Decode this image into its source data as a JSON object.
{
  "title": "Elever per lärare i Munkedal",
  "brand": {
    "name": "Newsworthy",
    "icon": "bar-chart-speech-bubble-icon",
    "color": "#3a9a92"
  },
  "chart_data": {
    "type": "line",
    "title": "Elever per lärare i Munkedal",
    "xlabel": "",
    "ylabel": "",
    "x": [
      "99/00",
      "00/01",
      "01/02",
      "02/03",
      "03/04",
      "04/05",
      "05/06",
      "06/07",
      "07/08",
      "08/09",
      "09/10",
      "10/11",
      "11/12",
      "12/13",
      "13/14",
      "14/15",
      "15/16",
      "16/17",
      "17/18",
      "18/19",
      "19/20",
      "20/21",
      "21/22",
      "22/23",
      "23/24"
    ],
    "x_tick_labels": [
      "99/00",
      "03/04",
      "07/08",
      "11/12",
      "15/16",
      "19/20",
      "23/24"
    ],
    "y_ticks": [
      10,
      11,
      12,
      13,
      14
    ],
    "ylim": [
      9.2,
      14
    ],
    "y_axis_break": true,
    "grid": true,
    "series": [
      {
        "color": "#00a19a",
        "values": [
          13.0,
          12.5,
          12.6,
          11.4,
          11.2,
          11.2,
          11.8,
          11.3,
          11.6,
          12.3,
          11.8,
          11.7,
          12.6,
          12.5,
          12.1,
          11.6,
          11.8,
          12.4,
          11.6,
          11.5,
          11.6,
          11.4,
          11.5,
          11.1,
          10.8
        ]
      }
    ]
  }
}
☆ ☆ ☆ ☆ ☆
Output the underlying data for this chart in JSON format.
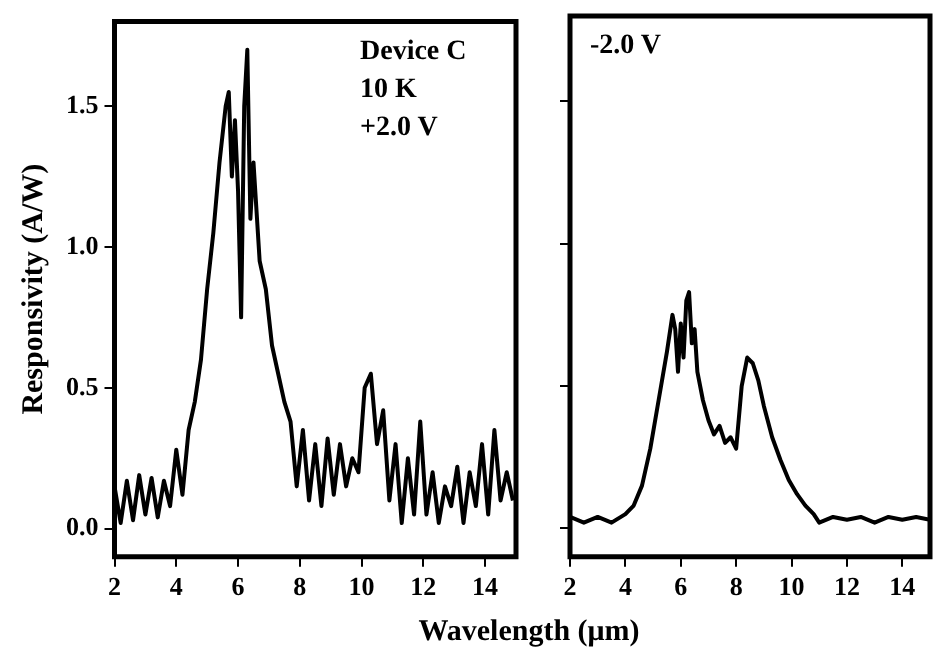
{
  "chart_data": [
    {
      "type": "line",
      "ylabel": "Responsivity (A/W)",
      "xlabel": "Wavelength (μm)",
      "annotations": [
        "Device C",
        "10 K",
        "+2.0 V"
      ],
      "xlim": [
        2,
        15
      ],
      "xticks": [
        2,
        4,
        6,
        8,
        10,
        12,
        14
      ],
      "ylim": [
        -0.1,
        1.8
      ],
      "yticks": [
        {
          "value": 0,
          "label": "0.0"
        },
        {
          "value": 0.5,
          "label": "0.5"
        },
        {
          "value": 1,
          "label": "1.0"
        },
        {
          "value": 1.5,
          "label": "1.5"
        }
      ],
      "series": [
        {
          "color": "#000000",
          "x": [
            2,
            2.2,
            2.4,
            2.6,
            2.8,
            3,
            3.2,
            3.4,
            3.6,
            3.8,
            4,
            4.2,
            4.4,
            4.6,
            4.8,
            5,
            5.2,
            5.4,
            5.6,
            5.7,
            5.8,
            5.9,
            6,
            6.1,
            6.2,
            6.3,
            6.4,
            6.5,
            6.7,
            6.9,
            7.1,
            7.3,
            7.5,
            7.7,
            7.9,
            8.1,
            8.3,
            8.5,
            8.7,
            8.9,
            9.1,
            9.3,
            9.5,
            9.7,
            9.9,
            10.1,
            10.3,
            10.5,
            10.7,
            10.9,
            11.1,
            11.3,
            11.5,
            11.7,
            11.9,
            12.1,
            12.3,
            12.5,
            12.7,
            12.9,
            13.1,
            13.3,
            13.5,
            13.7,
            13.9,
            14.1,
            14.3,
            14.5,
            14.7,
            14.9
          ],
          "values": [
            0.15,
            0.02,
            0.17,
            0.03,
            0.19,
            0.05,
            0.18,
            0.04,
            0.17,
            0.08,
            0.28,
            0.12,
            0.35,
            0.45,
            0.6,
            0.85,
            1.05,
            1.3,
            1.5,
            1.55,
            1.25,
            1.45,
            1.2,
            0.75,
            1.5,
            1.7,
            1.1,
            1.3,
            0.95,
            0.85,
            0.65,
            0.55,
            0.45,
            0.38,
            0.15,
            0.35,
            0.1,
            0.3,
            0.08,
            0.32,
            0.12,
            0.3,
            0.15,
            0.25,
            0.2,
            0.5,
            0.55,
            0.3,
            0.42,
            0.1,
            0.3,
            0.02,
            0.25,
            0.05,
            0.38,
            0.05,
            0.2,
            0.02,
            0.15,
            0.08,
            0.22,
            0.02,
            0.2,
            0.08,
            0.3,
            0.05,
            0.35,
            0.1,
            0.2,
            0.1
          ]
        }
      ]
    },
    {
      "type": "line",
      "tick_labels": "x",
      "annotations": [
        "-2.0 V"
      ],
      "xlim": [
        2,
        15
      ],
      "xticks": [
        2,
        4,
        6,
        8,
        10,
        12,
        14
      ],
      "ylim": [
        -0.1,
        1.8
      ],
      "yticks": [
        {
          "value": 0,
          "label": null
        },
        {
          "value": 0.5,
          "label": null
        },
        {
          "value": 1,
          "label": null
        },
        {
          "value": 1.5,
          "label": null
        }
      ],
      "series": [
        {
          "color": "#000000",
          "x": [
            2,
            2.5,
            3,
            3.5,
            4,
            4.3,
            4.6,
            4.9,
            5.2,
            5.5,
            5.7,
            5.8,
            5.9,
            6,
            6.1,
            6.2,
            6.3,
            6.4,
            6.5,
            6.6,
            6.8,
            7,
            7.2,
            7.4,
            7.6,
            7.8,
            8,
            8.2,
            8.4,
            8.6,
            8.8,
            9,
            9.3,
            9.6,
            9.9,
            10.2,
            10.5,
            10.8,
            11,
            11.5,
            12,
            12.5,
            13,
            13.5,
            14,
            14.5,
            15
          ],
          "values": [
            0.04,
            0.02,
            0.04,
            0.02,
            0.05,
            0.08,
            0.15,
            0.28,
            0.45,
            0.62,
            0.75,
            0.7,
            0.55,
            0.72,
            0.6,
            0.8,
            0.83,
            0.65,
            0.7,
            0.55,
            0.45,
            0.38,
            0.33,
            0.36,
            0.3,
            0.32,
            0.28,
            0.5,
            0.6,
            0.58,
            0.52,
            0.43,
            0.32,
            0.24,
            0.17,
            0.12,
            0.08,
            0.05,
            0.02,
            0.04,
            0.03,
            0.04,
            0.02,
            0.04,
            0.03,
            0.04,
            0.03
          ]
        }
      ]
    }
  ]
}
☆ ☆ ☆ ☆ ☆
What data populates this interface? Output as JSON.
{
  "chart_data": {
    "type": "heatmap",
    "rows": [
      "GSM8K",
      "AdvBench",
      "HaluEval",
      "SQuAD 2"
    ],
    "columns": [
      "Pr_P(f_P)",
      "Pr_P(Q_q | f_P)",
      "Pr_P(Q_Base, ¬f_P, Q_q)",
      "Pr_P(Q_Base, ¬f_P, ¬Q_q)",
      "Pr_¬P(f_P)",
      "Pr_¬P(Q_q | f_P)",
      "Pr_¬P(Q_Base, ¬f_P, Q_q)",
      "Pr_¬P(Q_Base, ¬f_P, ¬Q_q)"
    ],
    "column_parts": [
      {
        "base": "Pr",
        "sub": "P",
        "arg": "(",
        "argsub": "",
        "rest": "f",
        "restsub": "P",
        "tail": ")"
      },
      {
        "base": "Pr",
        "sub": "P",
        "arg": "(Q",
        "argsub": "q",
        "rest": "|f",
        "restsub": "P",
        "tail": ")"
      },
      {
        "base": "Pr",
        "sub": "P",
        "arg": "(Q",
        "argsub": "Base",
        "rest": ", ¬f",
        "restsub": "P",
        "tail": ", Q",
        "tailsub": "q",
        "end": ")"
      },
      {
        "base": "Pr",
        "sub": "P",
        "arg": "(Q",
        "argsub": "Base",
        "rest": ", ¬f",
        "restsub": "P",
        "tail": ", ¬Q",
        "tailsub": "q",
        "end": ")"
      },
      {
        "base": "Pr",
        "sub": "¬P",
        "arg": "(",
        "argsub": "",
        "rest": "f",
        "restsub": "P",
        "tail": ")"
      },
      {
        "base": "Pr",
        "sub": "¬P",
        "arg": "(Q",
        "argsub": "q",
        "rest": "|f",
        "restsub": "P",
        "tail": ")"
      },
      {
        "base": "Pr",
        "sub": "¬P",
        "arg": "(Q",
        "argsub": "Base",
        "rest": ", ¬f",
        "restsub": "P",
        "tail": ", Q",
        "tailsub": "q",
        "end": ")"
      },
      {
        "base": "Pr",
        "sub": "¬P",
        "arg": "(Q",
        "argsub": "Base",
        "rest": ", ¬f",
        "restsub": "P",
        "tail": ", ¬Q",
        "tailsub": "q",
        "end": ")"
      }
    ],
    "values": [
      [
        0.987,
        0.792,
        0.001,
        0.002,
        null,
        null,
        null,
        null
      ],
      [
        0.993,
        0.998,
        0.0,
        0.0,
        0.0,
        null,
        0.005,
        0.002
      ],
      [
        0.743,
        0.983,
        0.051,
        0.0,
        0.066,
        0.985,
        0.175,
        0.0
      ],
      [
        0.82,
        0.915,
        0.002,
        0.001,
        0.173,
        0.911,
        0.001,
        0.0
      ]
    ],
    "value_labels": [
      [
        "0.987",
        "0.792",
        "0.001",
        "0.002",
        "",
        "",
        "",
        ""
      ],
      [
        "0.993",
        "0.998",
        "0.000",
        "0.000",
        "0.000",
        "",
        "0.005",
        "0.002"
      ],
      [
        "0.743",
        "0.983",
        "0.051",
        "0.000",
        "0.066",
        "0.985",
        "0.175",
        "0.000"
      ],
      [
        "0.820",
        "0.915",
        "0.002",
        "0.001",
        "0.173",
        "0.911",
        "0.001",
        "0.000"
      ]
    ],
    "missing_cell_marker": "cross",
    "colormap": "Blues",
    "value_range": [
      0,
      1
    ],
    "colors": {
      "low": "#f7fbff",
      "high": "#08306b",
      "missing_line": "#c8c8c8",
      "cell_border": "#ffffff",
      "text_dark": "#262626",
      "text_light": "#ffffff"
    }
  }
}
☆ ☆ ☆ ☆ ☆
◆ STATED EXERCISE ◆
Within the entries above, report how many lines include "lärare", and keep the answer to the number.

◆ CORRECT OUTPUT ◆
2